[begin Records supplied]
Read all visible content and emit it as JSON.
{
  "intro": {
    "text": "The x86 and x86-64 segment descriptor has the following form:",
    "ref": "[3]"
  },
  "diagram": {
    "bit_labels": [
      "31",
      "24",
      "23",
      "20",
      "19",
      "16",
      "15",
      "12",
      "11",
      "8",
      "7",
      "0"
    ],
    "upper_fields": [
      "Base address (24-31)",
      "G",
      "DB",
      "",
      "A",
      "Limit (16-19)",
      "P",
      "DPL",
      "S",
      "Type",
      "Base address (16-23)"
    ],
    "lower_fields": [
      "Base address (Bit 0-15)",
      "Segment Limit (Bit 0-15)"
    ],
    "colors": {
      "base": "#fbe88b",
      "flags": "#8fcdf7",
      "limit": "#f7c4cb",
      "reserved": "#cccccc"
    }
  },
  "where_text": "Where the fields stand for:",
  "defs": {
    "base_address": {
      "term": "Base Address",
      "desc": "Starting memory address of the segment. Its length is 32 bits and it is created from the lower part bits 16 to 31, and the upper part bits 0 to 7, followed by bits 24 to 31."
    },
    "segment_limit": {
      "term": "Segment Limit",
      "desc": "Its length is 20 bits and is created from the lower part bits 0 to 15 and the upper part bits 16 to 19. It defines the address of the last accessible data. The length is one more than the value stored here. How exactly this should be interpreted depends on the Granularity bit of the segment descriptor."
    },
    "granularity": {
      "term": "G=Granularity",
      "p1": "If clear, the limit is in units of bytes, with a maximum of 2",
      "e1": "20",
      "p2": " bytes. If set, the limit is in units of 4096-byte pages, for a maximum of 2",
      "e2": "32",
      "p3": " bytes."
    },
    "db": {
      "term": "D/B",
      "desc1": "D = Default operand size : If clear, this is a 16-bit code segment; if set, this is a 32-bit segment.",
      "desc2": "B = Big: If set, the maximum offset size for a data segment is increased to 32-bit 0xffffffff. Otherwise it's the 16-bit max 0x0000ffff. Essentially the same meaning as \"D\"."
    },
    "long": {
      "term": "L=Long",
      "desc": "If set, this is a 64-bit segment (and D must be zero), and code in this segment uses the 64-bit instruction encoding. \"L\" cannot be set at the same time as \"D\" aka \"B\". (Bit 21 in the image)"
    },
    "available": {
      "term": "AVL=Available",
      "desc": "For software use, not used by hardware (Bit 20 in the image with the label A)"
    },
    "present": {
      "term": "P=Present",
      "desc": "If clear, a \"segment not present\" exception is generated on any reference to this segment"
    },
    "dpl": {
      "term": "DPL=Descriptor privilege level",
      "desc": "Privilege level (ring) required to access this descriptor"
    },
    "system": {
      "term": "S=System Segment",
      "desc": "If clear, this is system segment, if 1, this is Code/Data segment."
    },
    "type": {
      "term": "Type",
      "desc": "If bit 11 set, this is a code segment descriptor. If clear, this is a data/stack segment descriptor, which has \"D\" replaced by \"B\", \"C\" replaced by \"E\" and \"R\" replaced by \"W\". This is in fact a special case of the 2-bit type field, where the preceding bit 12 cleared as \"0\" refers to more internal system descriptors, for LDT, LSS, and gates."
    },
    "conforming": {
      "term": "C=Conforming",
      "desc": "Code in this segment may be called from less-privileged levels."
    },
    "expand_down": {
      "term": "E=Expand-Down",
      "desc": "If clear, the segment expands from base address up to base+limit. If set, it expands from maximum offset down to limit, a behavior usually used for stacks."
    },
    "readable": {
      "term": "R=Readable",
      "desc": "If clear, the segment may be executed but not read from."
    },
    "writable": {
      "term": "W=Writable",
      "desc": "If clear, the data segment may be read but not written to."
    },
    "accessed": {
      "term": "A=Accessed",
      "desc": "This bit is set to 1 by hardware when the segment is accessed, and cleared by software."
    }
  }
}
[end Records supplied]
### Problem
Each line of the listing should be copied exactly.

### Task result
Read all visible content and emit it as JSON.
{
  "intro": {
    "text": "The x86 and x86-64 segment descriptor has the following form:",
    "ref": "[3]"
  },
  "diagram": {
    "bit_labels": [
      "31",
      "24",
      "23",
      "20",
      "19",
      "16",
      "15",
      "12",
      "11",
      "8",
      "7",
      "0"
    ],
    "upper_fields": [
      "Base address (24-31)",
      "G",
      "DB",
      "",
      "A",
      "Limit (16-19)",
      "P",
      "DPL",
      "S",
      "Type",
      "Base address (16-23)"
    ],
    "lower_fields": [
      "Base address (Bit 0-15)",
      "Segment Limit (Bit 0-15)"
    ],
    "colors": {
      "base": "#fbe88b",
      "flags": "#8fcdf7",
      "limit": "#f7c4cb",
      "reserved": "#cccccc"
    }
  },
  "where_text": "Where the fields stand for:",
  "defs": {
    "base_address": {
      "term": "Base Address",
      "desc": "Starting memory address of the segment. Its length is 32 bits and it is created from the lower part bits 16 to 31, and the upper part bits 0 to 7, followed by bits 24 to 31."
    },
    "segment_limit": {
      "term": "Segment Limit",
      "desc": "Its length is 20 bits and is created from the lower part bits 0 to 15 and the upper part bits 16 to 19. It defines the address of the last accessible data. The length is one more than the value stored here. How exactly this should be interpreted depends on the Granularity bit of the segment descriptor."
    },
    "granularity": {
      "term": "G=Granularity",
      "p1": "If clear, the limit is in units of bytes, with a maximum of 2",
      "e1": "20",
      "p2": " bytes. If set, the limit is in units of 4096-byte pages, for a maximum of 2",
      "e2": "32",
      "p3": " bytes."
    },
    "db": {
      "term": "D/B",
      "desc1": "D = Default operand size : If clear, this is a 16-bit code segment; if set, this is a 32-bit segment.",
      "desc2": "B = Big: If set, the maximum offset size for a data segment is increased to 32-bit 0xffffffff. Otherwise it's the 16-bit max 0x0000ffff. Essentially the same meaning as \"D\"."
    },
    "long": {
      "term": "L=Long",
      "desc": "If set, this is a 64-bit segment (and D must be zero), and code in this segment uses the 64-bit instruction encoding. \"L\" cannot be set at the same time as \"D\" aka \"B\". (Bit 21 in the image)"
    },
    "available": {
      "term": "AVL=Available",
      "desc": "For software use, not used by hardware (Bit 20 in the image with the label A)"
    },
    "present": {
      "term": "P=Present",
      "desc": "If clear, a \"segment not present\" exception is generated on any reference to this segment"
    },
    "dpl": {
      "term": "DPL=Descriptor privilege level",
      "desc": "Privilege level (ring) required to access this descriptor"
    },
    "system": {
      "term": "S=System Segment",
      "desc": "If clear, this is system segment, if 1, this is Code/Data segment."
    },
    "type": {
      "term": "Type",
      "desc": "If bit 11 set, this is a code segment descriptor. If clear, this is a data/stack segment descriptor, which has \"D\" replaced by \"B\", \"C\" replaced by \"E\" and \"R\" replaced by \"W\". This is in fact a special case of the 2-bit type field, where the preceding bit 12 cleared as \"0\" refers to more internal system descriptors, for LDT, LSS, and gates."
    },
    "conforming": {
      "term": "C=Conforming",
      "desc": "Code in this segment may be called from less-privileged levels."
    },
    "expand_down": {
      "term": "E=Expand-Down",
      "desc": "If clear, the segment expands from base address up to base+limit. If set, it expands from maximum offset down to limit, a behavior usually used for stacks."
    },
    "readable": {
      "term": "R=Readable",
      "desc": "If clear, the segment may be executed but not read from."
    },
    "writable": {
      "term": "W=Writable",
      "desc": "If clear, the data segment may be read but not written to."
    },
    "accessed": {
      "term": "A=Accessed",
      "desc": "This bit is set to 1 by hardware when the segment is accessed, and cleared by software."
    }
  }
}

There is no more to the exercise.